Extracted records
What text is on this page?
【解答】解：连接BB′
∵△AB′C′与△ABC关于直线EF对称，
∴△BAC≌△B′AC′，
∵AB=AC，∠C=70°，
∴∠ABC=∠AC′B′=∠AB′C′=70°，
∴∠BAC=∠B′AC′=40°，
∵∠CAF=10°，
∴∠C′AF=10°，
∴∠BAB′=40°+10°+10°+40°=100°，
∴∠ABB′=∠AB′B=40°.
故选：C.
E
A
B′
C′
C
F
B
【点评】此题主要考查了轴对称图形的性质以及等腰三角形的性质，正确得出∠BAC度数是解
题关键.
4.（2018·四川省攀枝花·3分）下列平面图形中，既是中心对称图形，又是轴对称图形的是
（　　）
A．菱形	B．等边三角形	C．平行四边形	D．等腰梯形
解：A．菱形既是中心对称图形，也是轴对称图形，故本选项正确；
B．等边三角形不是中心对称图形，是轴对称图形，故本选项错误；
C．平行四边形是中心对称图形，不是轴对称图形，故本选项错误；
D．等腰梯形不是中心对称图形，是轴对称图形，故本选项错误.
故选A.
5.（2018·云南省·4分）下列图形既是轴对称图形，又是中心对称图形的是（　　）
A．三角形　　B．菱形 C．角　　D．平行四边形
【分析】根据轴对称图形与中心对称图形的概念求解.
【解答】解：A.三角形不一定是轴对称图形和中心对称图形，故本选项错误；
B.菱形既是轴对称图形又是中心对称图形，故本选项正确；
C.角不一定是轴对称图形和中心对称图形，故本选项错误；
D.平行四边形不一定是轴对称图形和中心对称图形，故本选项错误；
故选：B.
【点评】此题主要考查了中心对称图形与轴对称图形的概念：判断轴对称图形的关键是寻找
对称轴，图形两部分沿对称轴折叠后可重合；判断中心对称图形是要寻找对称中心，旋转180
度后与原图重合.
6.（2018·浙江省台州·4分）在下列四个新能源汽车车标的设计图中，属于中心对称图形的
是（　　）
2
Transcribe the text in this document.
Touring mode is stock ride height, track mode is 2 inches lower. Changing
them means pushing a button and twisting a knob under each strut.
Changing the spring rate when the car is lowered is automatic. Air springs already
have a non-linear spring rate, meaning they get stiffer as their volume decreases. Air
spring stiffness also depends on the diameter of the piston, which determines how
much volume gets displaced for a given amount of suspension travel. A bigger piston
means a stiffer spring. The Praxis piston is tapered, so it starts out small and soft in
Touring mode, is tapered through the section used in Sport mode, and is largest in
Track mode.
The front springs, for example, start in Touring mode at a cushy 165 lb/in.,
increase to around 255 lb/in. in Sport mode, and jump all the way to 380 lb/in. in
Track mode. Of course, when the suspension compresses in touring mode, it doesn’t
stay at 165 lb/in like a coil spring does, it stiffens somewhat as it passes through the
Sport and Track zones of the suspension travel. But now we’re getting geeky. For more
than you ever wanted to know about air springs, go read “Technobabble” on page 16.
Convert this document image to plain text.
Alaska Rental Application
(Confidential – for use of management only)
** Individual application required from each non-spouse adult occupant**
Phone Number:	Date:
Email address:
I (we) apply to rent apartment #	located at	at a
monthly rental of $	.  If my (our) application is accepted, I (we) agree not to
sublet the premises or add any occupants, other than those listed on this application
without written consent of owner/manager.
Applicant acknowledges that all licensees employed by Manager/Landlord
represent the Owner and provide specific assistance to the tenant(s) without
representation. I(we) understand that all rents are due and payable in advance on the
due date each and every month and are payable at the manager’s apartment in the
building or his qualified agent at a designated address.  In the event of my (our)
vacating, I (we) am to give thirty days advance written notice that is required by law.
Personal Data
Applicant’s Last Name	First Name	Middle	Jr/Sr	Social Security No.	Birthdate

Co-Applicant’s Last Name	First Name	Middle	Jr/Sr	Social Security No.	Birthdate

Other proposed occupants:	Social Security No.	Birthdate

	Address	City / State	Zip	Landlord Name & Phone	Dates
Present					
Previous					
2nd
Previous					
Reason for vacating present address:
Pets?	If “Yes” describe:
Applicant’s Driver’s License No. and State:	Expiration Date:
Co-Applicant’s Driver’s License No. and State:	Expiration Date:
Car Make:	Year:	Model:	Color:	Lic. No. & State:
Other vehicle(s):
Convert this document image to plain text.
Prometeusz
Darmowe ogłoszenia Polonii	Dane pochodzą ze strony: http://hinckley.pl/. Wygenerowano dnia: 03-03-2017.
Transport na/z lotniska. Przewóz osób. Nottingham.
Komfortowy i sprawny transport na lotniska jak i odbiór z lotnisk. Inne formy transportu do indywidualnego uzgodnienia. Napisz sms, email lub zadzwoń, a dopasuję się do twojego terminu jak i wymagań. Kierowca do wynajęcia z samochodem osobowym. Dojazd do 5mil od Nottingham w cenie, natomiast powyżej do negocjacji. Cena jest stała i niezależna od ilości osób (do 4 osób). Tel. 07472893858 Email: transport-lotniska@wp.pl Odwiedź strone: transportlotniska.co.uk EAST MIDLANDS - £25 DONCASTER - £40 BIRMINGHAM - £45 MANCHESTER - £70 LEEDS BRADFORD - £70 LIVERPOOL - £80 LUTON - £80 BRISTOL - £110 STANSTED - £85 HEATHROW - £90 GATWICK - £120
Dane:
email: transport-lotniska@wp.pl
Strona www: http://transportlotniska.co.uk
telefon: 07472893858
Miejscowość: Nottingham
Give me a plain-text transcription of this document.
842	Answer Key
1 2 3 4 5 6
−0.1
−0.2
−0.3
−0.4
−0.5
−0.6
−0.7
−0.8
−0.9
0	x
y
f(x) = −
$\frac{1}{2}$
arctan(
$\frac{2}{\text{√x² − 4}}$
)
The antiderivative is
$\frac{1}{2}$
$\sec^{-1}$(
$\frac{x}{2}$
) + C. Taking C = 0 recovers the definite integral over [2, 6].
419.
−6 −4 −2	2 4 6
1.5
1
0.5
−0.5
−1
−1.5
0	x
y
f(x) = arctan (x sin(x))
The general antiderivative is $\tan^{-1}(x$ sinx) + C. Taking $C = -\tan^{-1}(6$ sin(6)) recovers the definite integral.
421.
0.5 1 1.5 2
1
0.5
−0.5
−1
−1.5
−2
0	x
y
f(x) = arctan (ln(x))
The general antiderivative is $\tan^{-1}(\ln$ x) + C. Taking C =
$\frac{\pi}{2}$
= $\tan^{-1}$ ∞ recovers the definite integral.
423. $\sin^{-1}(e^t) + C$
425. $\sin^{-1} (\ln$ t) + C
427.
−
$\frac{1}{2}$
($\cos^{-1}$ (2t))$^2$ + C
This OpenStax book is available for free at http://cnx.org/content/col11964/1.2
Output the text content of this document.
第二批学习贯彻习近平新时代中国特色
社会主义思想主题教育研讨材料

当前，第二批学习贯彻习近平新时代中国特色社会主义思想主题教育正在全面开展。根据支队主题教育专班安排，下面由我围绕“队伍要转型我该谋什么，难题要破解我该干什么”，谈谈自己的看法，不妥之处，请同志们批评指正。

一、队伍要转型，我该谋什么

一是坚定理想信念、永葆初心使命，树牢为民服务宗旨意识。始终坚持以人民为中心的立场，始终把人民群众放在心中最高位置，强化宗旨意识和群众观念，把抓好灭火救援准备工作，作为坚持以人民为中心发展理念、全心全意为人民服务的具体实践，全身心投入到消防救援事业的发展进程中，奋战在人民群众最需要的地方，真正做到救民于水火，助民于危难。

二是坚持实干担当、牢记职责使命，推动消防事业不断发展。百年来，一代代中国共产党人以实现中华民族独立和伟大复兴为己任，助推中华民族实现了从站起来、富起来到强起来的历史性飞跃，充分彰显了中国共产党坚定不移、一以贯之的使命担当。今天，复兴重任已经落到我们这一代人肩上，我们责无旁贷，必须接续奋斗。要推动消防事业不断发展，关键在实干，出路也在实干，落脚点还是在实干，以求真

TASK PROMPT.
Count the lines in the records above that contain the word "故本选项错误", and give only that number.

RIGHT ANSWER.
6